**Document section**
A proposed specification for the documentation community to codify what makes docs agent-friendly. The spec focuses on meeting the technical constraints of agent platforms (truncation limits, content negotiation, discovery); it does not consider qualitative evaluation of content.

Status: Draft (v0.1.0)

Full spec: SPEC.md | Website: agentdocsspec.com

The Problem

Coding agents (Claude Code, Cursor, GitHub Copilot, and others) increasingly fetch documentation during development workflows. But most documentation sites were built for human readers, and agent access patterns are fundamentally different:

  • Agents retrieve URLs from training data instead of navigating your site
  • Web fetch pipelines silently truncate content (Claude Code at ~100K chars; the MCP Fetch reference server at just 5K chars by default)
  • HTML-to-markdown conversion is lossy, and inline CSS can consume the entire truncation budget before content even starts
  • Most agents don't know about llms.txt or .md URL variants unless told
  • Cross-host redirects and JavaScript redirects break agent access entirely

The result: agents frequently fail to get the documentation content they need, fall back on training data, or silently work with partial information.

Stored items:
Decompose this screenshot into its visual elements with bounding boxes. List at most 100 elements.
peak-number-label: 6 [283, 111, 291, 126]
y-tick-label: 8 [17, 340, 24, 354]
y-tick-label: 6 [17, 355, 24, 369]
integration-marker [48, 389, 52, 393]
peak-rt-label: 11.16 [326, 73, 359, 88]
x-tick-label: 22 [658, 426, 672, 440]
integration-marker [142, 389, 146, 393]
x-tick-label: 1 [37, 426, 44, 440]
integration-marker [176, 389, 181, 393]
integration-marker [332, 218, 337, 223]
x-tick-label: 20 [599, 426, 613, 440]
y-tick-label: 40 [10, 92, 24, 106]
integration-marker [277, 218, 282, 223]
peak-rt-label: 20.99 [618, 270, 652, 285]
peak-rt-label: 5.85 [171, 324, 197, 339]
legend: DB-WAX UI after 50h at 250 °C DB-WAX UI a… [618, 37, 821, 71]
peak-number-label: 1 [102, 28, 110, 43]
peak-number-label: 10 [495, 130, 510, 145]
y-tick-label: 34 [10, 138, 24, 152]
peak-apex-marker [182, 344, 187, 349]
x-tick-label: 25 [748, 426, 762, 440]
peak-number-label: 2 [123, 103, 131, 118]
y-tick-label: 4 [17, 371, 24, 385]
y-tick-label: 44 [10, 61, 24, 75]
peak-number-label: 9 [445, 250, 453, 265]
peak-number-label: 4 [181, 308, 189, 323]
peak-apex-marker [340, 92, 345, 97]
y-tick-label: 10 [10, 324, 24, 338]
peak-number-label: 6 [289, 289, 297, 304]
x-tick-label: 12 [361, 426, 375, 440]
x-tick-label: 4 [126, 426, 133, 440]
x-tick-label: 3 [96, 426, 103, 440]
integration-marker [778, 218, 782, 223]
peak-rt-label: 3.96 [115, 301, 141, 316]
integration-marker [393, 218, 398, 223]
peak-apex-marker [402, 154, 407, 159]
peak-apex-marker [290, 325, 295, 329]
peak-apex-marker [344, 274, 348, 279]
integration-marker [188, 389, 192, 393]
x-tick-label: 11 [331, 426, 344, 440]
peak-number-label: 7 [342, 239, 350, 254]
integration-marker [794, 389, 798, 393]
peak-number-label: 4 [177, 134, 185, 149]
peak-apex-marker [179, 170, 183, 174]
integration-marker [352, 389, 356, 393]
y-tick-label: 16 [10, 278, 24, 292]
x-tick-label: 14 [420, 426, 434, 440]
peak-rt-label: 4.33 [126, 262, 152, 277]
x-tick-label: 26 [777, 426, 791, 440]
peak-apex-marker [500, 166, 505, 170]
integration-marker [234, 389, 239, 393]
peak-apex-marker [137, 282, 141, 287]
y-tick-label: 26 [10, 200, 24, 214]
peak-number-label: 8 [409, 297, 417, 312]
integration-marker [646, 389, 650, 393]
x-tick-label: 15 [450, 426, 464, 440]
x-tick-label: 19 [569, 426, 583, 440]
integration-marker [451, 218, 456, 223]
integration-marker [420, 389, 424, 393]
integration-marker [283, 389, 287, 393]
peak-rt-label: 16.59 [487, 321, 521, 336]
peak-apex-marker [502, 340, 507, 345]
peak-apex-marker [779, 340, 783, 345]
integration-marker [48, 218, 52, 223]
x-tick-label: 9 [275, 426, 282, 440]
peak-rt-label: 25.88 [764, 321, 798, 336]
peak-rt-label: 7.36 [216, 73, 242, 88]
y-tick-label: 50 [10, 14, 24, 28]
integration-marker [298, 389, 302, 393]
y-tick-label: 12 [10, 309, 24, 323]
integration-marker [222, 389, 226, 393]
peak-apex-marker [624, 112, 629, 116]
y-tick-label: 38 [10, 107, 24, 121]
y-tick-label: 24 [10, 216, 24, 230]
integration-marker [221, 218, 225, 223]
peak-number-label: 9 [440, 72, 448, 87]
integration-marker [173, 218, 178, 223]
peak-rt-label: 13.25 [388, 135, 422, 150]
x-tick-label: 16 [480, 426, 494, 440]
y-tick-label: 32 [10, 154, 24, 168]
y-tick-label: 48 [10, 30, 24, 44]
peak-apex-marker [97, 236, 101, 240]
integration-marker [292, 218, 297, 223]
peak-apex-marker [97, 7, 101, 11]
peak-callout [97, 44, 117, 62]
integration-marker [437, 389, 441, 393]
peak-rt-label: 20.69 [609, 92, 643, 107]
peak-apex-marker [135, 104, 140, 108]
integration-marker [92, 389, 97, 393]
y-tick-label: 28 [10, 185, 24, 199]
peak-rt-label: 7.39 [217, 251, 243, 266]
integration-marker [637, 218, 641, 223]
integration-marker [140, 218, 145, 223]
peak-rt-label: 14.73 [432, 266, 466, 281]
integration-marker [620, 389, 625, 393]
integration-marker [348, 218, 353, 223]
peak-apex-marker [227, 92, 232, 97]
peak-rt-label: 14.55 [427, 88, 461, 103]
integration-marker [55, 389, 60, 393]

**Aim of the exercise**
Pick up the passage on agent-friendly documentation after its final sentence and carry it forward. The listing is material kept apart from the passage on agent-friendly documentation.

**Answer box**
What the Spec Covers

The spec defines 21 checks across 8 categories:

Category Checks What it evaluates
llms.txt 5 Discovery index exists, is valid, fits in a single fetch, links resolve, links point to markdown
Markdown Availability 2 .md URL support, content negotiation via Accept headers
Page Size 3 Markdown size, HTML size (pre/post conversion), content start position
Content Structure 3 Tabbed content serialization blowup, section header quality, code fence validity
URL Stability 2 Soft 404 detection, redirect behavior
Agent Discoverability 1 Embedded directives pointing agents to llms.txt
Observability 3 llms.txt freshness, markdown/HTML content parity, cache header hygiene
Authentication 2 Auth gate detection, alternative access paths for gated content

Each check has defined pass/warn/fail criteria, an automation level, and severity. See the Checks Summary in the full spec.

Quick Start for Documentarians

If you can only do a few things, these have the highest impact:

  1. Create an llms.txt under 50K characters. This is the single most effective discovery mechanism observed. (How)
  2. Serve markdown versions of your pages via .md URLs or content negotiation. (How)
  3. Keep pages under 50K characters of content. Break up mega-pages. (Why)
  4. Add an llms.txt pointer to the top of every docs page. (Example)
  5. Don't break your URLs. Use same-host HTTP redirects if you must move content. (Details)
  6. Monitor your agent-facing resources. Keep llms.txt fresh, verify markdown parity, and check cache headers. (Details)

Background

This spec grew out of findings from two research articles on agent documentation access patterns:

  • Agent-Friendly Docs - Observations from 10+ hours of validating 578 coding patterns with Claude, covering URL failure modes, llms.txt discovery, markdown benefits, and page truncation.
  • Agent Web Fetch Spelunking - Deep dive into how Claude Code's web fetch pipeline processes HTML and markdown, including the summarization model, truncation limits, and why inline CSS can make a 97-line HTML page invisible to agents.

Contributing

This spec is open for community review. We welcome:

  • Feedback and discussion: Open an issue
  • Proposed changes: Submit a pull request (open an issue first for significant changes)
  • Platform data: If you know a platform's truncation limits, contribute to the Known Platform Limits table
  • Real-world results: If you've evaluated your docs against this spec, we'd love to hear what you found

License

This work is licensed under CC BY 4.0.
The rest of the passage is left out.